▸ **INSTRUCTION**:
Without the pictures, can you quote each line below exactly?
** Start **
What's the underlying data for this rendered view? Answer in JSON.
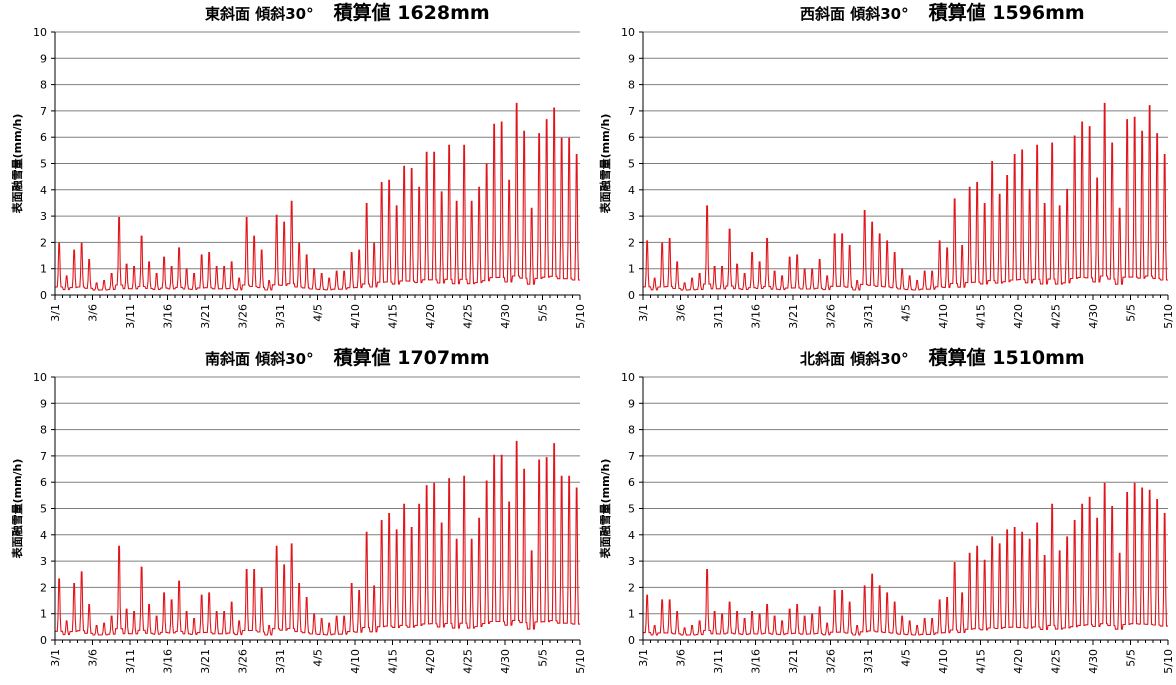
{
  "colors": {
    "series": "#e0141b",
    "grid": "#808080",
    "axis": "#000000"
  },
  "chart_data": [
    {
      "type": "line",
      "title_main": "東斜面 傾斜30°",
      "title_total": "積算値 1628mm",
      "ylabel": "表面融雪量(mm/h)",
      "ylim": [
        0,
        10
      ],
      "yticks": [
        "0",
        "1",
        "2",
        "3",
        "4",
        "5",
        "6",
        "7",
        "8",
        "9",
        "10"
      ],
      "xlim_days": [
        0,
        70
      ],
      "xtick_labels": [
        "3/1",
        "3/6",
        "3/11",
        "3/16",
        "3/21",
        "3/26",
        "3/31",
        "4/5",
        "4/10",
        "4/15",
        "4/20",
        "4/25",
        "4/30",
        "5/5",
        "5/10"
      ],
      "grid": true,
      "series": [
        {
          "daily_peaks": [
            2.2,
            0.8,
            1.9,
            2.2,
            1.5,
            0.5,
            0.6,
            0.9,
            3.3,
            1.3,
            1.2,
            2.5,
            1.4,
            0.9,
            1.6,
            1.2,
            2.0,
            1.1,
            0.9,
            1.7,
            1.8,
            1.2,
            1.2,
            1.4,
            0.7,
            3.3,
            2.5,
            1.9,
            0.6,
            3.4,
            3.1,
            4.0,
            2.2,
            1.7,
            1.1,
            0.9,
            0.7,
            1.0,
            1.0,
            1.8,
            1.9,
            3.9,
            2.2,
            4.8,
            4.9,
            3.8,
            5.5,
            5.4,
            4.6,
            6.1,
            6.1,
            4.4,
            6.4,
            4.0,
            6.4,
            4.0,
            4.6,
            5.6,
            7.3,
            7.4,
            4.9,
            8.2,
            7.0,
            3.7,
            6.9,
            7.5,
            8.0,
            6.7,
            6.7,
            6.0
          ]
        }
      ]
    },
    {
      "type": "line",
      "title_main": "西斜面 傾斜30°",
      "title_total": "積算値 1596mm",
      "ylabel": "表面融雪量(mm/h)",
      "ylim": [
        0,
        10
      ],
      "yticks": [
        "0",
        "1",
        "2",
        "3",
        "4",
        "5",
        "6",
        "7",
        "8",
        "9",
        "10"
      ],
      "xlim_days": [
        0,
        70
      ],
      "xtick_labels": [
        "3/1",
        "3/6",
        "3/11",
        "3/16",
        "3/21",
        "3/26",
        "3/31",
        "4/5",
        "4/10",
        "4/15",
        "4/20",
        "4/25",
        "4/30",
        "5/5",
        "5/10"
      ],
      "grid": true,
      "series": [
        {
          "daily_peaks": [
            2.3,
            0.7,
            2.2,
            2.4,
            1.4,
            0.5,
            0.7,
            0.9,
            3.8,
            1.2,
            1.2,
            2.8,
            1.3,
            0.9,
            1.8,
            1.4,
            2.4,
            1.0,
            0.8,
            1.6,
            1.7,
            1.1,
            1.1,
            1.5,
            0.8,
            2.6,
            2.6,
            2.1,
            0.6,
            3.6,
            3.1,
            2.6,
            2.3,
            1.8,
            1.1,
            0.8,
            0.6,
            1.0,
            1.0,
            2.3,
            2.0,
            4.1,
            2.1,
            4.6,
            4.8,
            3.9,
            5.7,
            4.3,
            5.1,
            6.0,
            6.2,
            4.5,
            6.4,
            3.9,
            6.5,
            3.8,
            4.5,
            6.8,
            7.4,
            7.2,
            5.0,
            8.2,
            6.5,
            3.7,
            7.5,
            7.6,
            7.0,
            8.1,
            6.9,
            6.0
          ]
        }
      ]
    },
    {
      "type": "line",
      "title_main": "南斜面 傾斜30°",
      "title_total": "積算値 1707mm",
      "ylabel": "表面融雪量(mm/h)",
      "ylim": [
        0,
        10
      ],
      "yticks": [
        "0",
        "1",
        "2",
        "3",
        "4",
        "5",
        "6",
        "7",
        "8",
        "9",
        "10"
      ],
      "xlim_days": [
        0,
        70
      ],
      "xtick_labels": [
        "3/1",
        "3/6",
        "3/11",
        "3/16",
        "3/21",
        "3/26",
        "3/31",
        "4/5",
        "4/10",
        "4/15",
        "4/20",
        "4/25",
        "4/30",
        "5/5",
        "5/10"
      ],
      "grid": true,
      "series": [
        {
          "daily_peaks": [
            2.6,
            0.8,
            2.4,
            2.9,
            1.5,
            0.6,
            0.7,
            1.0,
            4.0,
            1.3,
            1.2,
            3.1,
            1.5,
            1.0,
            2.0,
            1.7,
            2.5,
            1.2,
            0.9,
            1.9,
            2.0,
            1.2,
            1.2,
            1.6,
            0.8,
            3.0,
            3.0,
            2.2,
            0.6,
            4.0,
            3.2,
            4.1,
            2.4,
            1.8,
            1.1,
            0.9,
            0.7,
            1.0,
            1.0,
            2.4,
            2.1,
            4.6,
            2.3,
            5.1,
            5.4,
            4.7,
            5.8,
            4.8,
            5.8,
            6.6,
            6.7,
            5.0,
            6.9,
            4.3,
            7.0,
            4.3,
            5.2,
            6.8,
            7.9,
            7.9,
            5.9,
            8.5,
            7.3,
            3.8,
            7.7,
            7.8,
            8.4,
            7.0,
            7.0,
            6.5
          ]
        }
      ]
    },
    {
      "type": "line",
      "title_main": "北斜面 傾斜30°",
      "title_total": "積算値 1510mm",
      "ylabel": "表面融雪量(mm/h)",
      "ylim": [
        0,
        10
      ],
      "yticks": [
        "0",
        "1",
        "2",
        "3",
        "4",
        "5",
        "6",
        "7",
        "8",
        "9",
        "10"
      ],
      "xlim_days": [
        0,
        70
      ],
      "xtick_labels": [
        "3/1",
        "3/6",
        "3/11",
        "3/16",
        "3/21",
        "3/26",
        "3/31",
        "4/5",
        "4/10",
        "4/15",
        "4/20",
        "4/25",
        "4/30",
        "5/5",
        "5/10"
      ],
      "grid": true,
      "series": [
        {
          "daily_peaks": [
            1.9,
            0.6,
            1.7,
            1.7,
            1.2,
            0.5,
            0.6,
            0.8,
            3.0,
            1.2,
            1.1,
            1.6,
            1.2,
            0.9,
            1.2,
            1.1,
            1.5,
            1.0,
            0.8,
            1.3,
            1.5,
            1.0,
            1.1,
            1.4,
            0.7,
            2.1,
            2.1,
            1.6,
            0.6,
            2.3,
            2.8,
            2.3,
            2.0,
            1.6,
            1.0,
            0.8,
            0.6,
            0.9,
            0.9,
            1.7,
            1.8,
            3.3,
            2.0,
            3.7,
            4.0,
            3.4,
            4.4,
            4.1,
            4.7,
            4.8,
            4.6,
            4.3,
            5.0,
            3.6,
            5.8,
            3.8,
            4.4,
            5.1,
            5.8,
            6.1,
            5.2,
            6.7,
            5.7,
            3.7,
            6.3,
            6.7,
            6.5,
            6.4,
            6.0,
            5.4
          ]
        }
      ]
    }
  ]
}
** End **
▸ **CORRECT OUTPUT**:
What's the underlying data for this rendered view? Answer in JSON.
{
  "colors": {
    "series": "#e0141b",
    "grid": "#808080",
    "axis": "#000000"
  },
  "chart_data": [
    {
      "type": "line",
      "title_main": "東斜面 傾斜30°",
      "title_total": "積算値 1628mm",
      "ylabel": "表面融雪量(mm/h)",
      "ylim": [
        0,
        10
      ],
      "yticks": [
        "0",
        "1",
        "2",
        "3",
        "4",
        "5",
        "6",
        "7",
        "8",
        "9",
        "10"
      ],
      "xlim_days": [
        0,
        70
      ],
      "xtick_labels": [
        "3/1",
        "3/6",
        "3/11",
        "3/16",
        "3/21",
        "3/26",
        "3/31",
        "4/5",
        "4/10",
        "4/15",
        "4/20",
        "4/25",
        "4/30",
        "5/5",
        "5/10"
      ],
      "grid": true,
      "series": [
        {
          "daily_peaks": [
            2.2,
            0.8,
            1.9,
            2.2,
            1.5,
            0.5,
            0.6,
            0.9,
            3.3,
            1.3,
            1.2,
            2.5,
            1.4,
            0.9,
            1.6,
            1.2,
            2.0,
            1.1,
            0.9,
            1.7,
            1.8,
            1.2,
            1.2,
            1.4,
            0.7,
            3.3,
            2.5,
            1.9,
            0.6,
            3.4,
            3.1,
            4.0,
            2.2,
            1.7,
            1.1,
            0.9,
            0.7,
            1.0,
            1.0,
            1.8,
            1.9,
            3.9,
            2.2,
            4.8,
            4.9,
            3.8,
            5.5,
            5.4,
            4.6,
            6.1,
            6.1,
            4.4,
            6.4,
            4.0,
            6.4,
            4.0,
            4.6,
            5.6,
            7.3,
            7.4,
            4.9,
            8.2,
            7.0,
            3.7,
            6.9,
            7.5,
            8.0,
            6.7,
            6.7,
            6.0
          ]
        }
      ]
    },
    {
      "type": "line",
      "title_main": "西斜面 傾斜30°",
      "title_total": "積算値 1596mm",
      "ylabel": "表面融雪量(mm/h)",
      "ylim": [
        0,
        10
      ],
      "yticks": [
        "0",
        "1",
        "2",
        "3",
        "4",
        "5",
        "6",
        "7",
        "8",
        "9",
        "10"
      ],
      "xlim_days": [
        0,
        70
      ],
      "xtick_labels": [
        "3/1",
        "3/6",
        "3/11",
        "3/16",
        "3/21",
        "3/26",
        "3/31",
        "4/5",
        "4/10",
        "4/15",
        "4/20",
        "4/25",
        "4/30",
        "5/5",
        "5/10"
      ],
      "grid": true,
      "series": [
        {
          "daily_peaks": [
            2.3,
            0.7,
            2.2,
            2.4,
            1.4,
            0.5,
            0.7,
            0.9,
            3.8,
            1.2,
            1.2,
            2.8,
            1.3,
            0.9,
            1.8,
            1.4,
            2.4,
            1.0,
            0.8,
            1.6,
            1.7,
            1.1,
            1.1,
            1.5,
            0.8,
            2.6,
            2.6,
            2.1,
            0.6,
            3.6,
            3.1,
            2.6,
            2.3,
            1.8,
            1.1,
            0.8,
            0.6,
            1.0,
            1.0,
            2.3,
            2.0,
            4.1,
            2.1,
            4.6,
            4.8,
            3.9,
            5.7,
            4.3,
            5.1,
            6.0,
            6.2,
            4.5,
            6.4,
            3.9,
            6.5,
            3.8,
            4.5,
            6.8,
            7.4,
            7.2,
            5.0,
            8.2,
            6.5,
            3.7,
            7.5,
            7.6,
            7.0,
            8.1,
            6.9,
            6.0
          ]
        }
      ]
    },
    {
      "type": "line",
      "title_main": "南斜面 傾斜30°",
      "title_total": "積算値 1707mm",
      "ylabel": "表面融雪量(mm/h)",
      "ylim": [
        0,
        10
      ],
      "yticks": [
        "0",
        "1",
        "2",
        "3",
        "4",
        "5",
        "6",
        "7",
        "8",
        "9",
        "10"
      ],
      "xlim_days": [
        0,
        70
      ],
      "xtick_labels": [
        "3/1",
        "3/6",
        "3/11",
        "3/16",
        "3/21",
        "3/26",
        "3/31",
        "4/5",
        "4/10",
        "4/15",
        "4/20",
        "4/25",
        "4/30",
        "5/5",
        "5/10"
      ],
      "grid": true,
      "series": [
        {
          "daily_peaks": [
            2.6,
            0.8,
            2.4,
            2.9,
            1.5,
            0.6,
            0.7,
            1.0,
            4.0,
            1.3,
            1.2,
            3.1,
            1.5,
            1.0,
            2.0,
            1.7,
            2.5,
            1.2,
            0.9,
            1.9,
            2.0,
            1.2,
            1.2,
            1.6,
            0.8,
            3.0,
            3.0,
            2.2,
            0.6,
            4.0,
            3.2,
            4.1,
            2.4,
            1.8,
            1.1,
            0.9,
            0.7,
            1.0,
            1.0,
            2.4,
            2.1,
            4.6,
            2.3,
            5.1,
            5.4,
            4.7,
            5.8,
            4.8,
            5.8,
            6.6,
            6.7,
            5.0,
            6.9,
            4.3,
            7.0,
            4.3,
            5.2,
            6.8,
            7.9,
            7.9,
            5.9,
            8.5,
            7.3,
            3.8,
            7.7,
            7.8,
            8.4,
            7.0,
            7.0,
            6.5
          ]
        }
      ]
    },
    {
      "type": "line",
      "title_main": "北斜面 傾斜30°",
      "title_total": "積算値 1510mm",
      "ylabel": "表面融雪量(mm/h)",
      "ylim": [
        0,
        10
      ],
      "yticks": [
        "0",
        "1",
        "2",
        "3",
        "4",
        "5",
        "6",
        "7",
        "8",
        "9",
        "10"
      ],
      "xlim_days": [
        0,
        70
      ],
      "xtick_labels": [
        "3/1",
        "3/6",
        "3/11",
        "3/16",
        "3/21",
        "3/26",
        "3/31",
        "4/5",
        "4/10",
        "4/15",
        "4/20",
        "4/25",
        "4/30",
        "5/5",
        "5/10"
      ],
      "grid": true,
      "series": [
        {
          "daily_peaks": [
            1.9,
            0.6,
            1.7,
            1.7,
            1.2,
            0.5,
            0.6,
            0.8,
            3.0,
            1.2,
            1.1,
            1.6,
            1.2,
            0.9,
            1.2,
            1.1,
            1.5,
            1.0,
            0.8,
            1.3,
            1.5,
            1.0,
            1.1,
            1.4,
            0.7,
            2.1,
            2.1,
            1.6,
            0.6,
            2.3,
            2.8,
            2.3,
            2.0,
            1.6,
            1.0,
            0.8,
            0.6,
            0.9,
            0.9,
            1.7,
            1.8,
            3.3,
            2.0,
            3.7,
            4.0,
            3.4,
            4.4,
            4.1,
            4.7,
            4.8,
            4.6,
            4.3,
            5.0,
            3.6,
            5.8,
            3.8,
            4.4,
            5.1,
            5.8,
            6.1,
            5.2,
            6.7,
            5.7,
            3.7,
            6.3,
            6.7,
            6.5,
            6.4,
            6.0,
            5.4
          ]
        }
      ]
    }
  ]
}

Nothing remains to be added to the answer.